Directions for this task:
Wherever a line holds the string "IPCB", copy that line.

START Extracted data

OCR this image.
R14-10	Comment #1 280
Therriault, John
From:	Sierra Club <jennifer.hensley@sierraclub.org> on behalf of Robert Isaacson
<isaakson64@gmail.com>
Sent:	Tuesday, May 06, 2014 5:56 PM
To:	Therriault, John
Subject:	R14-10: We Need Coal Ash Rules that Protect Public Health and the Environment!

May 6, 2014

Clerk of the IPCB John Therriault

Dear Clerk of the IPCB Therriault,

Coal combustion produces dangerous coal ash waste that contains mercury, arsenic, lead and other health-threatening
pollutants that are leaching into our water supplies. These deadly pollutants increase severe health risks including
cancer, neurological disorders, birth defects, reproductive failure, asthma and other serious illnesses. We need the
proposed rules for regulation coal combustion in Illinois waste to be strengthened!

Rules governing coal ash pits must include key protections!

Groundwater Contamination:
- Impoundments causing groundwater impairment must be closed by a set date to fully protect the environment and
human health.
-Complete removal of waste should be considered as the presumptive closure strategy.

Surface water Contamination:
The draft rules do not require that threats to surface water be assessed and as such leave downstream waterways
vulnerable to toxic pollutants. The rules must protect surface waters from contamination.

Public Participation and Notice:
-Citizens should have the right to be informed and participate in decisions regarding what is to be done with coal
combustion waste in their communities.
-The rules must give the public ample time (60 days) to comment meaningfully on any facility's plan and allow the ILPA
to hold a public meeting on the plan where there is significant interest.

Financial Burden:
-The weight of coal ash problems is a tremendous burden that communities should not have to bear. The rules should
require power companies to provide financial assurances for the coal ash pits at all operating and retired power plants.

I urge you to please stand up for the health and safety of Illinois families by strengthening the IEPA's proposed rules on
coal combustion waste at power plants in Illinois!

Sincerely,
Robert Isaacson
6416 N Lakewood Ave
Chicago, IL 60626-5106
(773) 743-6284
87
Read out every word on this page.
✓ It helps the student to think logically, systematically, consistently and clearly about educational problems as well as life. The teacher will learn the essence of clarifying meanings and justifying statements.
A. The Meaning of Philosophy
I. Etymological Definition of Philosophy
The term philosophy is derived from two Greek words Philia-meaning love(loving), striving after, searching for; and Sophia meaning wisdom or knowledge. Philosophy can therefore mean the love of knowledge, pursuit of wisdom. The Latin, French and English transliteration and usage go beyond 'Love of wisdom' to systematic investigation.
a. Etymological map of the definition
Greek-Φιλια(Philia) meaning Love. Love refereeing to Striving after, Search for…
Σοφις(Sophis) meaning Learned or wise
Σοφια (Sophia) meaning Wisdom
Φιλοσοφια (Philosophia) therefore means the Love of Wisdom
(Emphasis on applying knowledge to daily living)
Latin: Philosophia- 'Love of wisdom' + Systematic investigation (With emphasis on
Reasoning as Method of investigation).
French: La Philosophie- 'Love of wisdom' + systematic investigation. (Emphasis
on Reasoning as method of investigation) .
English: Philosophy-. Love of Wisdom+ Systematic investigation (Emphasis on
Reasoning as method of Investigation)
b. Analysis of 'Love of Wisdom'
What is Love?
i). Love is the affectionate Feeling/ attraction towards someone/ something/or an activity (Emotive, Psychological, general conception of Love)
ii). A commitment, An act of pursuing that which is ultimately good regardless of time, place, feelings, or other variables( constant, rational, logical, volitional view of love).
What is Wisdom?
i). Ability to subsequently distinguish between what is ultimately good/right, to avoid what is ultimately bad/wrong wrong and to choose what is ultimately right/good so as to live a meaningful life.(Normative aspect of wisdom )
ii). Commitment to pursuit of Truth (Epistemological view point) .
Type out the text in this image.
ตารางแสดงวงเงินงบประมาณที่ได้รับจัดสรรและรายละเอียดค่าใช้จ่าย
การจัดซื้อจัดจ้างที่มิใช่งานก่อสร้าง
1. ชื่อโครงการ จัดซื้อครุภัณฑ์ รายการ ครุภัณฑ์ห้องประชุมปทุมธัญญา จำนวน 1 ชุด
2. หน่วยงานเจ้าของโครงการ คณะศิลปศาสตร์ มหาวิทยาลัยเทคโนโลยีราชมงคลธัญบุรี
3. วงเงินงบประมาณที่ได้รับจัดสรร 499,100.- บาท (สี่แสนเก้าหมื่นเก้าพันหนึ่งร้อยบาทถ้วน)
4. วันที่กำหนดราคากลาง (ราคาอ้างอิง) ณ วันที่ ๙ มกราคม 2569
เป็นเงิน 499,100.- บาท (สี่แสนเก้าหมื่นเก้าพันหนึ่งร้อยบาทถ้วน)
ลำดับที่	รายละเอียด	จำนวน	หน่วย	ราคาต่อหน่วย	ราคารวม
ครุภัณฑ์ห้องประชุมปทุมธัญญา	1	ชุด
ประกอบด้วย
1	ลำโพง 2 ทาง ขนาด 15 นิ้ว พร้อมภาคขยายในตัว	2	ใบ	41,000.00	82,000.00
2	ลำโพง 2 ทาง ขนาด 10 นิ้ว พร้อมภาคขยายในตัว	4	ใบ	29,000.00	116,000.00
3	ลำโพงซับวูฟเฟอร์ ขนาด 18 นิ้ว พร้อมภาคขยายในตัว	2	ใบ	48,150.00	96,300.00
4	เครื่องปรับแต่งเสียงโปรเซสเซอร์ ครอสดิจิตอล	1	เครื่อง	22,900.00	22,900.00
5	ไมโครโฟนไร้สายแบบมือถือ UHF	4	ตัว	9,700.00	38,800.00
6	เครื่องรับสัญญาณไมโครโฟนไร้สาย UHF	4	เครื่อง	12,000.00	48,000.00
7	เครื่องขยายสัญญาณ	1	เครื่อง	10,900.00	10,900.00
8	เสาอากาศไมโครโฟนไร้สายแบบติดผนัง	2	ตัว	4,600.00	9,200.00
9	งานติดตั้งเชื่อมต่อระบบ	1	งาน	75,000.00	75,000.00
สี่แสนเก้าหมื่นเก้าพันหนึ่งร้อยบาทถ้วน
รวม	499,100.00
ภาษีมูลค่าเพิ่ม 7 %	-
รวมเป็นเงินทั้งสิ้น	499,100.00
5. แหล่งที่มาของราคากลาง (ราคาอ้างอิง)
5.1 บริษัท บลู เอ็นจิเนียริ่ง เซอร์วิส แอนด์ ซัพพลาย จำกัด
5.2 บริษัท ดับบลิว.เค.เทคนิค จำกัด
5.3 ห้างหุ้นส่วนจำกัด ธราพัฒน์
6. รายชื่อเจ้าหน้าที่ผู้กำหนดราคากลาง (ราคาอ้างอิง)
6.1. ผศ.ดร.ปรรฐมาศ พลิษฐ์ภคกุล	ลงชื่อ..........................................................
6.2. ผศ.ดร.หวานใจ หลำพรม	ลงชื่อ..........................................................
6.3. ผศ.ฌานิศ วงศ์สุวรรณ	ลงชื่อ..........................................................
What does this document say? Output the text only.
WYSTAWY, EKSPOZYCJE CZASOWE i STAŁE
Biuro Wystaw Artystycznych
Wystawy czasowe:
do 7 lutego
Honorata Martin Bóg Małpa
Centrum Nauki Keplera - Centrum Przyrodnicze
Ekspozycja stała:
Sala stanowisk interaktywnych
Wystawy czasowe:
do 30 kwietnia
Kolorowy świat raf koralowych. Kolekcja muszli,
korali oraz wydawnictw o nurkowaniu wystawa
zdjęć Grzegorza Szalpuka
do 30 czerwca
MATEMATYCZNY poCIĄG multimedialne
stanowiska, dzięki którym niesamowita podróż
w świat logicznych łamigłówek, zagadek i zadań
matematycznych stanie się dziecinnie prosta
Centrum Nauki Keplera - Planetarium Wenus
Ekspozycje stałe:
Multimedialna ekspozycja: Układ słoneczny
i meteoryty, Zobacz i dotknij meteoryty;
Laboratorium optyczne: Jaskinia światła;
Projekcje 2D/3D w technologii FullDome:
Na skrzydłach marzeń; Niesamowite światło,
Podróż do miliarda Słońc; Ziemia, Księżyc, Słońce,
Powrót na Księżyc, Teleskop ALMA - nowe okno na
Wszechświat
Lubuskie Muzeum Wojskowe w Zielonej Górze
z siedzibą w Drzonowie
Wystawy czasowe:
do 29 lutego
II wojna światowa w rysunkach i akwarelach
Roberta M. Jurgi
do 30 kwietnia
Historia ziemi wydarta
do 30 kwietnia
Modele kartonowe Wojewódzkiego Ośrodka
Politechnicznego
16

END Extracted data

Solved exercise:
Clerk of the IPCB John Therriault
Dear Clerk of the IPCB Therriault,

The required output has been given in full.